Goal:
Restate the data below word for word. Skip any images it contains.

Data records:
□ □ □ □

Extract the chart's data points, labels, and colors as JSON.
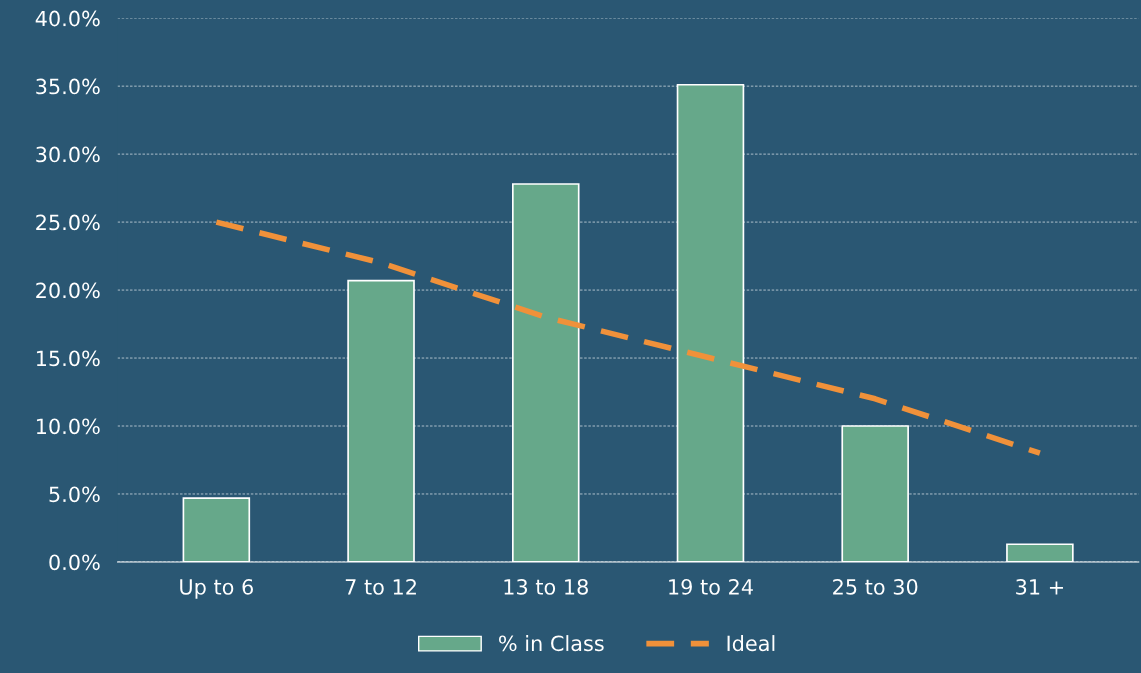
{
  "chart_data": {
    "type": "bar",
    "categories": [
      "Up to 6",
      "7 to 12",
      "13 to 18",
      "19 to 24",
      "25 to 30",
      "31 +"
    ],
    "series": [
      {
        "name": "% in Class",
        "color": "#66a88a",
        "values": [
          4.7,
          20.7,
          27.8,
          35.1,
          10.0,
          1.3
        ]
      },
      {
        "name": "Ideal",
        "type": "line",
        "color": "#f0913a",
        "line_style": "dashed",
        "values": [
          25,
          22,
          18,
          15,
          12,
          8
        ]
      }
    ],
    "ylim": [
      0,
      40
    ],
    "yticks": [
      {
        "value": 0,
        "label": "0.0%"
      },
      {
        "value": 5,
        "label": "5.0%"
      },
      {
        "value": 10,
        "label": "10.0%"
      },
      {
        "value": 15,
        "label": "15.0%"
      },
      {
        "value": 20,
        "label": "20.0%"
      },
      {
        "value": 25,
        "label": "25.0%"
      },
      {
        "value": 30,
        "label": "30.0%"
      },
      {
        "value": 35,
        "label": "35.0%"
      },
      {
        "value": 40,
        "label": "40.0%"
      }
    ],
    "grid": "y",
    "legend": "bottom"
  }
}
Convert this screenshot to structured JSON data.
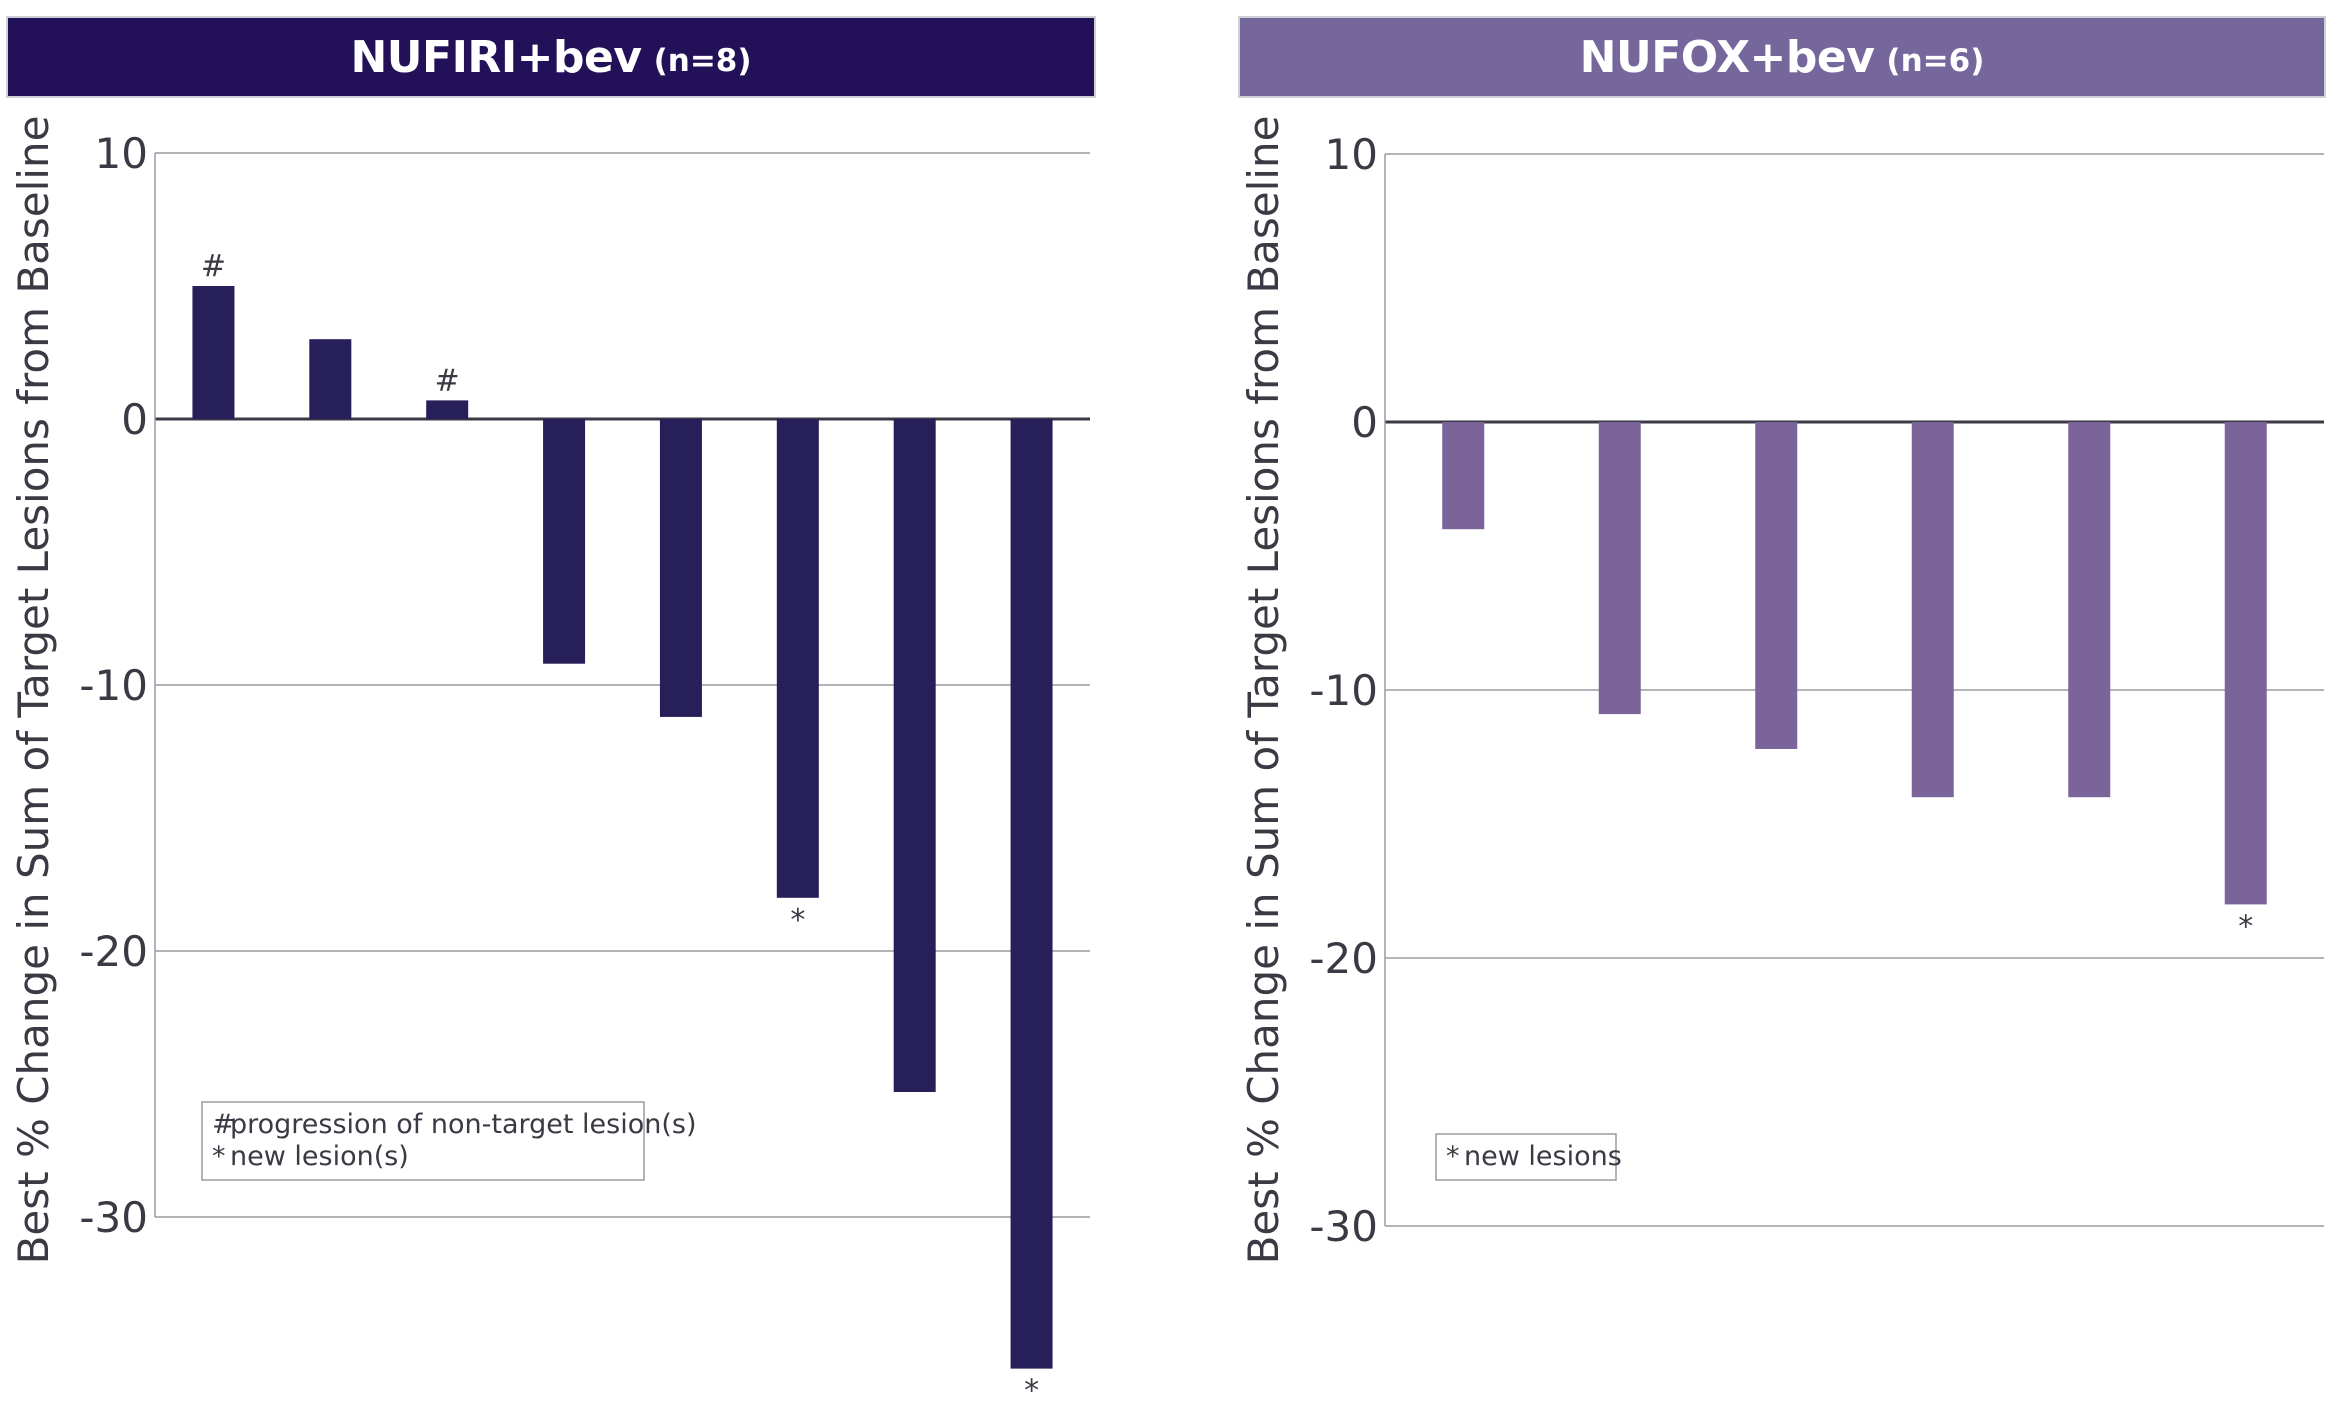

□ □ □ □

Problem solution:
Extract the chart's data points, labels, and colors as JSON.
{
  "chart_data": {
    "type": "bar",
    "categories": [
      "Up to 6",
      "7 to 12",
      "13 to 18",
      "19 to 24",
      "25 to 30",
      "31 +"
    ],
    "series": [
      {
        "name": "% in Class",
        "color": "#66a88a",
        "values": [
          4.7,
          20.7,
          27.8,
          35.1,
          10.0,
          1.3
        ]
      },
      {
        "name": "Ideal",
        "type": "line",
        "color": "#f0913a",
        "line_style": "dashed",
        "values": [
          25,
          22,
          18,
          15,
          12,
          8
        ]
      }
    ],
    "ylim": [
      0,
      40
    ],
    "yticks": [
      {
        "value": 0,
        "label": "0.0%"
      },
      {
        "value": 5,
        "label": "5.0%"
      },
      {
        "value": 10,
        "label": "10.0%"
      },
      {
        "value": 15,
        "label": "15.0%"
      },
      {
        "value": 20,
        "label": "20.0%"
      },
      {
        "value": 25,
        "label": "25.0%"
      },
      {
        "value": 30,
        "label": "30.0%"
      },
      {
        "value": 35,
        "label": "35.0%"
      },
      {
        "value": 40,
        "label": "40.0%"
      }
    ],
    "grid": "y",
    "legend": "bottom"
  }
}
Convert this screenshot to structured JSON data.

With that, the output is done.